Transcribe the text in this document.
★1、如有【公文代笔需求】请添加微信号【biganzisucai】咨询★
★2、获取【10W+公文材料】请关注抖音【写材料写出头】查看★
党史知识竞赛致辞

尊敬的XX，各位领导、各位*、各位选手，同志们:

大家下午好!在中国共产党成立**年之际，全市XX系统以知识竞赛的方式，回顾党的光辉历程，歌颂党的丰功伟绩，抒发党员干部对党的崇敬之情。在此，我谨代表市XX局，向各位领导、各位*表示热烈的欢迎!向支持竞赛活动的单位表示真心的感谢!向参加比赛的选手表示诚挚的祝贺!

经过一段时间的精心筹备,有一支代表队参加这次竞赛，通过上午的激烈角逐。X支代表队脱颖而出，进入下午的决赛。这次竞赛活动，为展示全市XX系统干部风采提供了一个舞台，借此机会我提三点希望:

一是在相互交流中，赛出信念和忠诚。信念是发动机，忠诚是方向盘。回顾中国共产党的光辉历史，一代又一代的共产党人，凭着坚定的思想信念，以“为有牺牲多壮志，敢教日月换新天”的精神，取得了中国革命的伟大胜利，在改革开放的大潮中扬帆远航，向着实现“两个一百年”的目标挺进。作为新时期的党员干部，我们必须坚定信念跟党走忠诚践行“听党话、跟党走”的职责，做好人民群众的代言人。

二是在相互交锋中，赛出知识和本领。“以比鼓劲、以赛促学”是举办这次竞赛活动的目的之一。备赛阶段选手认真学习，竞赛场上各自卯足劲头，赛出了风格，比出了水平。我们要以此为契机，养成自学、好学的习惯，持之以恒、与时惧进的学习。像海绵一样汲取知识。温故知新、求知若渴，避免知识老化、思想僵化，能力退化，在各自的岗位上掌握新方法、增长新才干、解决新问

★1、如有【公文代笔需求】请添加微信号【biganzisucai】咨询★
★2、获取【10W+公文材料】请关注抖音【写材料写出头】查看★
+-------+
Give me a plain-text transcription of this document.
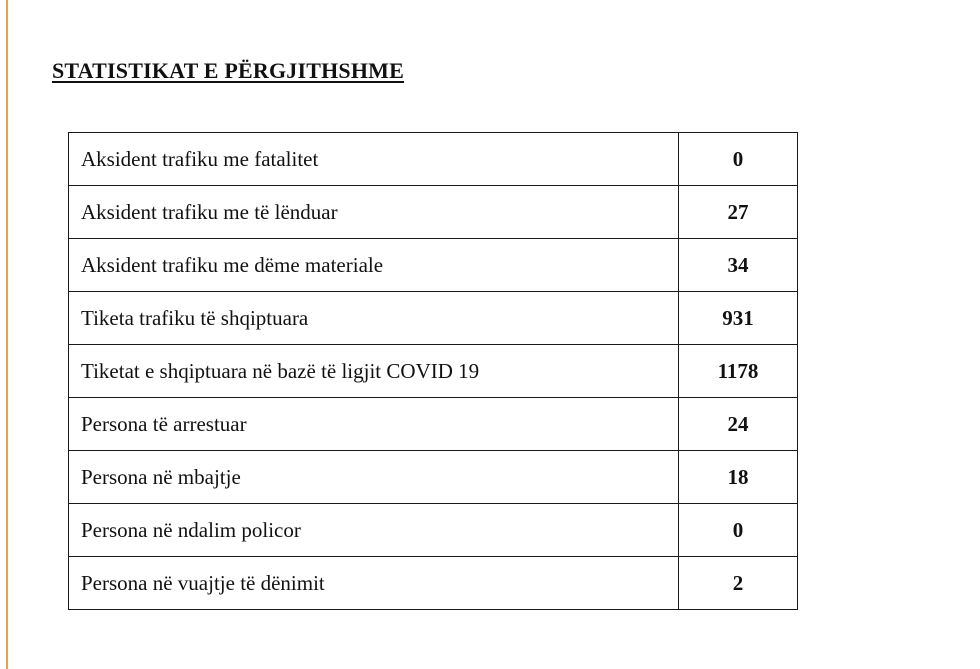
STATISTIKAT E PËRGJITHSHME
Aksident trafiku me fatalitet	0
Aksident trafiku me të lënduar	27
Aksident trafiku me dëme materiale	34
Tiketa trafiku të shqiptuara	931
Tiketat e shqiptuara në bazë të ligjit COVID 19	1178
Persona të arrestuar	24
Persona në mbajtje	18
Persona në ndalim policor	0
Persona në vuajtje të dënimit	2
+-------+
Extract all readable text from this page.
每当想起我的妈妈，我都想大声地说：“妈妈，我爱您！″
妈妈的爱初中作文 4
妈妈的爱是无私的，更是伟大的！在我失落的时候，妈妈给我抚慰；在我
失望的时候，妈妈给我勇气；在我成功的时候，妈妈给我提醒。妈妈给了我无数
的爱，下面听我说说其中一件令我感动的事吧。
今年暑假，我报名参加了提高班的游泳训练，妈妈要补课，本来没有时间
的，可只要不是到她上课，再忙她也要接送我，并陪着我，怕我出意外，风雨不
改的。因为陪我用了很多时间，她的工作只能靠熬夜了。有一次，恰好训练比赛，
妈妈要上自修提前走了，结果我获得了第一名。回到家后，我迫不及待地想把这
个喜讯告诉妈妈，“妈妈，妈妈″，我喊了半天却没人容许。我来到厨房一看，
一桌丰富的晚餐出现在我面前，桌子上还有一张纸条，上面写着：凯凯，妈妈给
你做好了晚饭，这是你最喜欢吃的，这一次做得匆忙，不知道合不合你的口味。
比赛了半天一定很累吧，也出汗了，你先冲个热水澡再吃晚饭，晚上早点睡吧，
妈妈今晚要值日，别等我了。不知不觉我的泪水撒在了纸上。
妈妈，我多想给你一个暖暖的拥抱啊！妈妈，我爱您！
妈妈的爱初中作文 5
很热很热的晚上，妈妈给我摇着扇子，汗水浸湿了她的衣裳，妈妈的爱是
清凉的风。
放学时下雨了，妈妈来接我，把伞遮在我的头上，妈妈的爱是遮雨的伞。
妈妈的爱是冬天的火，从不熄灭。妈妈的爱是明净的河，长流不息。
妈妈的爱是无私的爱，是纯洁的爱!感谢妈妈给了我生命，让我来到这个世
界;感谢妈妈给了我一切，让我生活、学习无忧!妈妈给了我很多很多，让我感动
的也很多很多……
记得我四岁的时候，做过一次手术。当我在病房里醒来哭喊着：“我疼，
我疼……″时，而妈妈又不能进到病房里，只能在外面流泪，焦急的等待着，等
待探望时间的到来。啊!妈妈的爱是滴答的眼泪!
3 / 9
+-------+
INSTRUCTION:
List each line of the records that holds the string "Aksident".

OUTPUT:
Aksident trafiku me fatalitet	0
Aksident trafiku me të lënduar	27
Aksident trafiku me dëme materiale	34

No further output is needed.